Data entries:
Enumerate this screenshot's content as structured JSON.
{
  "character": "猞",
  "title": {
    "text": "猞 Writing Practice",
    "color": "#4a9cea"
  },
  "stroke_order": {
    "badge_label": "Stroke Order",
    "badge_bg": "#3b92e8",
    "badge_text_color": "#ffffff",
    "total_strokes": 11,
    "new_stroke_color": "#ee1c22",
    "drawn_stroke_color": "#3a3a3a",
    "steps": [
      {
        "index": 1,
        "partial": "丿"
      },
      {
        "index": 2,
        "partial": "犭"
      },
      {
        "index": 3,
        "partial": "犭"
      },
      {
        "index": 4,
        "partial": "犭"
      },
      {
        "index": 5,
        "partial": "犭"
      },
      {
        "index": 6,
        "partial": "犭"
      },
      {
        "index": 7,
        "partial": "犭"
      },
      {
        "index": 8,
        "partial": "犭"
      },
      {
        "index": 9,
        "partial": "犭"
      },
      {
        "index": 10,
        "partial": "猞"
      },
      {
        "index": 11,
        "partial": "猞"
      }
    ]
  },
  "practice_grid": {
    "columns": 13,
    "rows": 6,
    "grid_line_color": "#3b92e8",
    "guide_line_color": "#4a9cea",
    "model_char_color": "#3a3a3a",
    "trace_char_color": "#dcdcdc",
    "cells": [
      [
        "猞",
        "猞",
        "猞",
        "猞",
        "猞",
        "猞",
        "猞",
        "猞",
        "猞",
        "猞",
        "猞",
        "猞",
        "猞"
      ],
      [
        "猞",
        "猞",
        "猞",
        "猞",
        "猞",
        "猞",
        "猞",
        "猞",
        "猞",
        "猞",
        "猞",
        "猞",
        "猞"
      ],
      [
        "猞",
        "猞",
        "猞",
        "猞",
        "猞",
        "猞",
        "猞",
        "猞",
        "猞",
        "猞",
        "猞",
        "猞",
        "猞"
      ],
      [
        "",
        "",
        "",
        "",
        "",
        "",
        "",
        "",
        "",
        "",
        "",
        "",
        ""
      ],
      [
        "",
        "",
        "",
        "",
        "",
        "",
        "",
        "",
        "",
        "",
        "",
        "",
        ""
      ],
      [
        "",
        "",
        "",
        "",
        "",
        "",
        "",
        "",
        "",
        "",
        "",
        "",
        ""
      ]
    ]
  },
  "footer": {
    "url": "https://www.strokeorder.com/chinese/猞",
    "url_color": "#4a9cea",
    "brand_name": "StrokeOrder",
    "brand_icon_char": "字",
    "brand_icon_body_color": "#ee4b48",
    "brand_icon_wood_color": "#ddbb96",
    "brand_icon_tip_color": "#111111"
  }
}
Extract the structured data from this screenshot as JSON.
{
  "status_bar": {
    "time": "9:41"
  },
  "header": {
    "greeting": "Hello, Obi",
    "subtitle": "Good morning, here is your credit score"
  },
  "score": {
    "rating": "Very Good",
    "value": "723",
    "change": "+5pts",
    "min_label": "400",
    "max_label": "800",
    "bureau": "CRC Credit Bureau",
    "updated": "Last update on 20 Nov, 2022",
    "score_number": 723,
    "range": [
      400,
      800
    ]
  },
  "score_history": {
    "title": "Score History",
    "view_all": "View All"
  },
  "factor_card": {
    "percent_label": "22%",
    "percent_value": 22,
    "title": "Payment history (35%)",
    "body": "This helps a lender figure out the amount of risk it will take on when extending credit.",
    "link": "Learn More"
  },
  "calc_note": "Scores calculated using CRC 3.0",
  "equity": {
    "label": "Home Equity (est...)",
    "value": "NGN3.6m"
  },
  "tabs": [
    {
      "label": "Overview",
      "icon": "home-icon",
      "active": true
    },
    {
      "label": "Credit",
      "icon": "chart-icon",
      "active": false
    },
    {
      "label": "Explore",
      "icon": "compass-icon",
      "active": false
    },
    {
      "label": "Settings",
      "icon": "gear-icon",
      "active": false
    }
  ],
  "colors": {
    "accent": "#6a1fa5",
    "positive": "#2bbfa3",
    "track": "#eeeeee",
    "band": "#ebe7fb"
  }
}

### Written instruction
Give back the whole listing, word for word.

### Reply
Enumerate this screenshot's content as structured JSON.
{
  "character": "猞",
  "title": {
    "text": "猞 Writing Practice",
    "color": "#4a9cea"
  },
  "stroke_order": {
    "badge_label": "Stroke Order",
    "badge_bg": "#3b92e8",
    "badge_text_color": "#ffffff",
    "total_strokes": 11,
    "new_stroke_color": "#ee1c22",
    "drawn_stroke_color": "#3a3a3a",
    "steps": [
      {
        "index": 1,
        "partial": "丿"
      },
      {
        "index": 2,
        "partial": "犭"
      },
      {
        "index": 3,
        "partial": "犭"
      },
      {
        "index": 4,
        "partial": "犭"
      },
      {
        "index": 5,
        "partial": "犭"
      },
      {
        "index": 6,
        "partial": "犭"
      },
      {
        "index": 7,
        "partial": "犭"
      },
      {
        "index": 8,
        "partial": "犭"
      },
      {
        "index": 9,
        "partial": "犭"
      },
      {
        "index": 10,
        "partial": "猞"
      },
      {
        "index": 11,
        "partial": "猞"
      }
    ]
  },
  "practice_grid": {
    "columns": 13,
    "rows": 6,
    "grid_line_color": "#3b92e8",
    "guide_line_color": "#4a9cea",
    "model_char_color": "#3a3a3a",
    "trace_char_color": "#dcdcdc",
    "cells": [
      [
        "猞",
        "猞",
        "猞",
        "猞",
        "猞",
        "猞",
        "猞",
        "猞",
        "猞",
        "猞",
        "猞",
        "猞",
        "猞"
      ],
      [
        "猞",
        "猞",
        "猞",
        "猞",
        "猞",
        "猞",
        "猞",
        "猞",
        "猞",
        "猞",
        "猞",
        "猞",
        "猞"
      ],
      [
        "猞",
        "猞",
        "猞",
        "猞",
        "猞",
        "猞",
        "猞",
        "猞",
        "猞",
        "猞",
        "猞",
        "猞",
        "猞"
      ],
      [
        "",
        "",
        "",
        "",
        "",
        "",
        "",
        "",
        "",
        "",
        "",
        "",
        ""
      ],
      [
        "",
        "",
        "",
        "",
        "",
        "",
        "",
        "",
        "",
        "",
        "",
        "",
        ""
      ],
      [
        "",
        "",
        "",
        "",
        "",
        "",
        "",
        "",
        "",
        "",
        "",
        "",
        ""
      ]
    ]
  },
  "footer": {
    "url": "https://www.strokeorder.com/chinese/猞",
    "url_color": "#4a9cea",
    "brand_name": "StrokeOrder",
    "brand_icon_char": "字",
    "brand_icon_body_color": "#ee4b48",
    "brand_icon_wood_color": "#ddbb96",
    "brand_icon_tip_color": "#111111"
  }
}
Extract the structured data from this screenshot as JSON.
{
  "status_bar": {
    "time": "9:41"
  },
  "header": {
    "greeting": "Hello, Obi",
    "subtitle": "Good morning, here is your credit score"
  },
  "score": {
    "rating": "Very Good",
    "value": "723",
    "change": "+5pts",
    "min_label": "400",
    "max_label": "800",
    "bureau": "CRC Credit Bureau",
    "updated": "Last update on 20 Nov, 2022",
    "score_number": 723,
    "range": [
      400,
      800
    ]
  },
  "score_history": {
    "title": "Score History",
    "view_all": "View All"
  },
  "factor_card": {
    "percent_label": "22%",
    "percent_value": 22,
    "title": "Payment history (35%)",
    "body": "This helps a lender figure out the amount of risk it will take on when extending credit.",
    "link": "Learn More"
  },
  "calc_note": "Scores calculated using CRC 3.0",
  "equity": {
    "label": "Home Equity (est...)",
    "value": "NGN3.6m"
  },
  "tabs": [
    {
      "label": "Overview",
      "icon": "home-icon",
      "active": true
    },
    {
      "label": "Credit",
      "icon": "chart-icon",
      "active": false
    },
    {
      "label": "Explore",
      "icon": "compass-icon",
      "active": false
    },
    {
      "label": "Settings",
      "icon": "gear-icon",
      "active": false
    }
  ],
  "colors": {
    "accent": "#6a1fa5",
    "positive": "#2bbfa3",
    "track": "#eeeeee",
    "band": "#ebe7fb"
  }
}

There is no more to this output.